[start of SUPPLIED MATERIAL]

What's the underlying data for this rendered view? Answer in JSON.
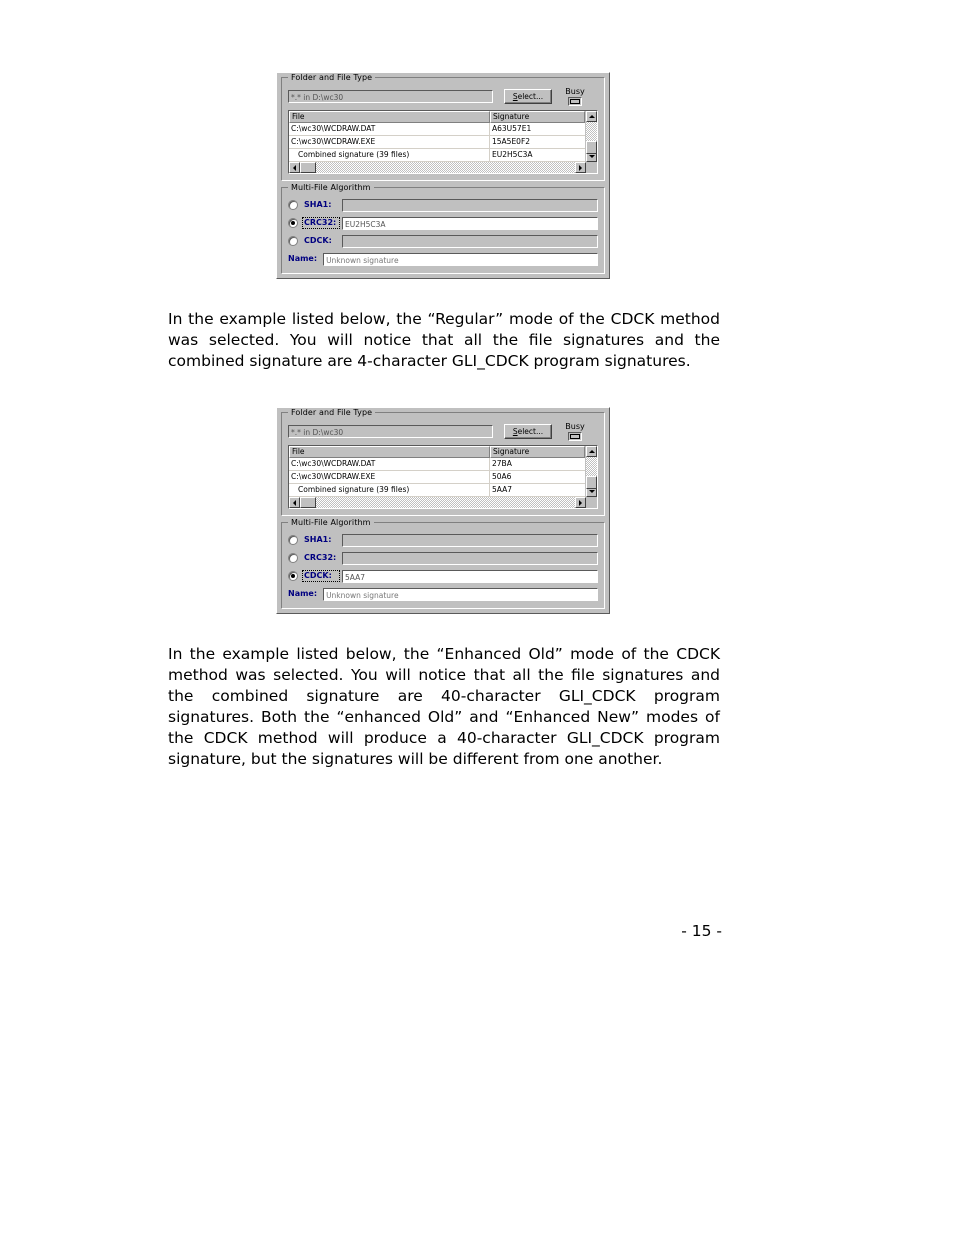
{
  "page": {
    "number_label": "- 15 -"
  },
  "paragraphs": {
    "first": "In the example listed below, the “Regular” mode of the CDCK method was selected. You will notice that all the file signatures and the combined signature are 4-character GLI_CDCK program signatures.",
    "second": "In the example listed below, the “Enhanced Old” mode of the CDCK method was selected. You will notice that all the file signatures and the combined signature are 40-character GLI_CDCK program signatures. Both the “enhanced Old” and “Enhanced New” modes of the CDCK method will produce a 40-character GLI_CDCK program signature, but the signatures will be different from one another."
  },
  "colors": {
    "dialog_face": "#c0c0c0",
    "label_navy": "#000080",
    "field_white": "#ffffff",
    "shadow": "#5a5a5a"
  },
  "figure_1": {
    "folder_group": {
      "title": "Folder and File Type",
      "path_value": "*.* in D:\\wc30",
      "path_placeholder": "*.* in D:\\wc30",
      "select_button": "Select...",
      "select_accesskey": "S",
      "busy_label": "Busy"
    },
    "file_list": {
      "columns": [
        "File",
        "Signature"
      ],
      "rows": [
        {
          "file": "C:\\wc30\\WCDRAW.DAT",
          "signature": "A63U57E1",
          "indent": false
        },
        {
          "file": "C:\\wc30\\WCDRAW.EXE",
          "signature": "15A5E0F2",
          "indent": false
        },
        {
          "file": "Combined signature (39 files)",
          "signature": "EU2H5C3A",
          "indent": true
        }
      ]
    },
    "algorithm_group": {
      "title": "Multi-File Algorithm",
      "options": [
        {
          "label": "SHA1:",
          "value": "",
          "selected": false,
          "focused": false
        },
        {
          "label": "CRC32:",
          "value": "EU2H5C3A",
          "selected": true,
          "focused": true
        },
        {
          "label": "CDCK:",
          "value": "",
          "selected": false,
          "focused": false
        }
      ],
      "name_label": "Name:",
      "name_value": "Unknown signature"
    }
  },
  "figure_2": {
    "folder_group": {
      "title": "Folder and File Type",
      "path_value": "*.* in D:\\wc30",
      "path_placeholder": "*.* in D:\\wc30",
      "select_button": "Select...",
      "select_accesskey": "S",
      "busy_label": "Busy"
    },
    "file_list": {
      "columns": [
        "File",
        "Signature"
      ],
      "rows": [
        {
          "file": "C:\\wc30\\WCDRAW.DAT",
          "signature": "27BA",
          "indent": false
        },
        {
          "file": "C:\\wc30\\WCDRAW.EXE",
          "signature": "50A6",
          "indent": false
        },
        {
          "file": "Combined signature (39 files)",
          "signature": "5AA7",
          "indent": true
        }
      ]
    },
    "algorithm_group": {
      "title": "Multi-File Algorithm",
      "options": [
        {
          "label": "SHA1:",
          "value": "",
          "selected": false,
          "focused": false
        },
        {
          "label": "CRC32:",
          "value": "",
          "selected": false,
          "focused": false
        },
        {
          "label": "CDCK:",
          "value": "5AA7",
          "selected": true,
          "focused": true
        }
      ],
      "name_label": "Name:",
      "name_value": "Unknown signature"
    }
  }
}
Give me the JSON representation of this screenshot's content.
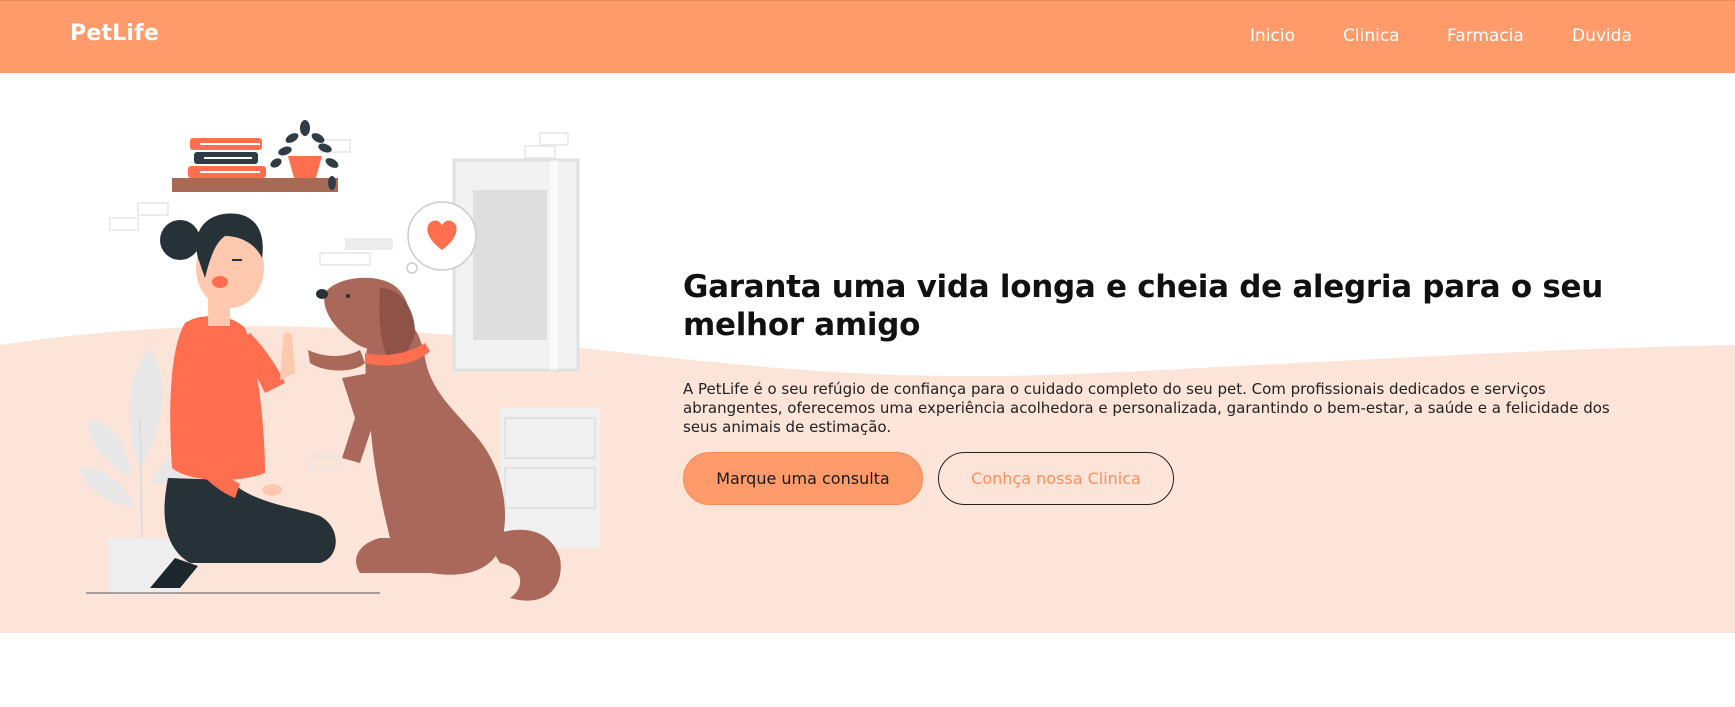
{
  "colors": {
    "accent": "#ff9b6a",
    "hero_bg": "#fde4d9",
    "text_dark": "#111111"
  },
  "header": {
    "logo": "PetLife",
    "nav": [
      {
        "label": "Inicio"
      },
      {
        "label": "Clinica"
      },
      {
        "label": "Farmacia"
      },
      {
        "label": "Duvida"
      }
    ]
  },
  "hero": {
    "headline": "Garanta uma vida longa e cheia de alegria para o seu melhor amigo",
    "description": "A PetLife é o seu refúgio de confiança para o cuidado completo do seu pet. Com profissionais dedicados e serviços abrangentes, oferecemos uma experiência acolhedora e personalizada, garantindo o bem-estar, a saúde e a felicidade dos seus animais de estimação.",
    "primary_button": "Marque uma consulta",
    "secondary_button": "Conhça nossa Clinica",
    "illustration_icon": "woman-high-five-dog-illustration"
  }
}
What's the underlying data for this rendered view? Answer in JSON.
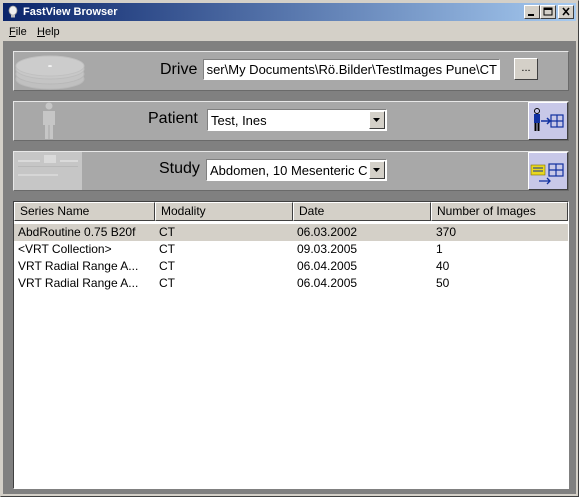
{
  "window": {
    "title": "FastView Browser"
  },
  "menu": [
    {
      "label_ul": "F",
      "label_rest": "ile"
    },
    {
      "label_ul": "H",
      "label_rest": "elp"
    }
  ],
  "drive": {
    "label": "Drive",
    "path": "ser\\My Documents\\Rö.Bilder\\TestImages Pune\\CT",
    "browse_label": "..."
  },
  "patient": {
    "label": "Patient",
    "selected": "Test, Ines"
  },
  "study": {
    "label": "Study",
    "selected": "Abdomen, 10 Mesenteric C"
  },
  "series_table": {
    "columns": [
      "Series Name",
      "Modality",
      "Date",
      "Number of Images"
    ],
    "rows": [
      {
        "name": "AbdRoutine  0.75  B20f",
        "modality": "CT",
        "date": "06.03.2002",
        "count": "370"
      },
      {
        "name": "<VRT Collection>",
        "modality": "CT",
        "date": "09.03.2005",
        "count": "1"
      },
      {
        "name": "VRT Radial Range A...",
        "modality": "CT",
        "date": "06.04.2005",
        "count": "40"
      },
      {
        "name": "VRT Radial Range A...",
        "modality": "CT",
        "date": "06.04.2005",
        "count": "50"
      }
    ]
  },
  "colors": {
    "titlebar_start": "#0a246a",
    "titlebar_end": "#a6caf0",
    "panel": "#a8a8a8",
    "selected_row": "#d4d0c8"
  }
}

[end of SUPPLIED MATERIAL]

# GOAL
Pick out all lines from the data above in which the word "character" appears.

# ANSWER TO THE TASK
    "first": "In the example listed below, the “Regular” mode of the CDCK method was selected. You will notice that all the file signatures and the combined signature are 4-character GLI_CDCK program signatures.",
    "second": "In the example listed below, the “Enhanced Old” mode of the CDCK method was selected. You will notice that all the file signatures and the combined signature are 40-character GLI_CDCK program signatures. Both the “enhanced Old” and “Enhanced New” modes of the CDCK method will produce a 40-character GLI_CDCK program signature, but the signatures will be different from one another."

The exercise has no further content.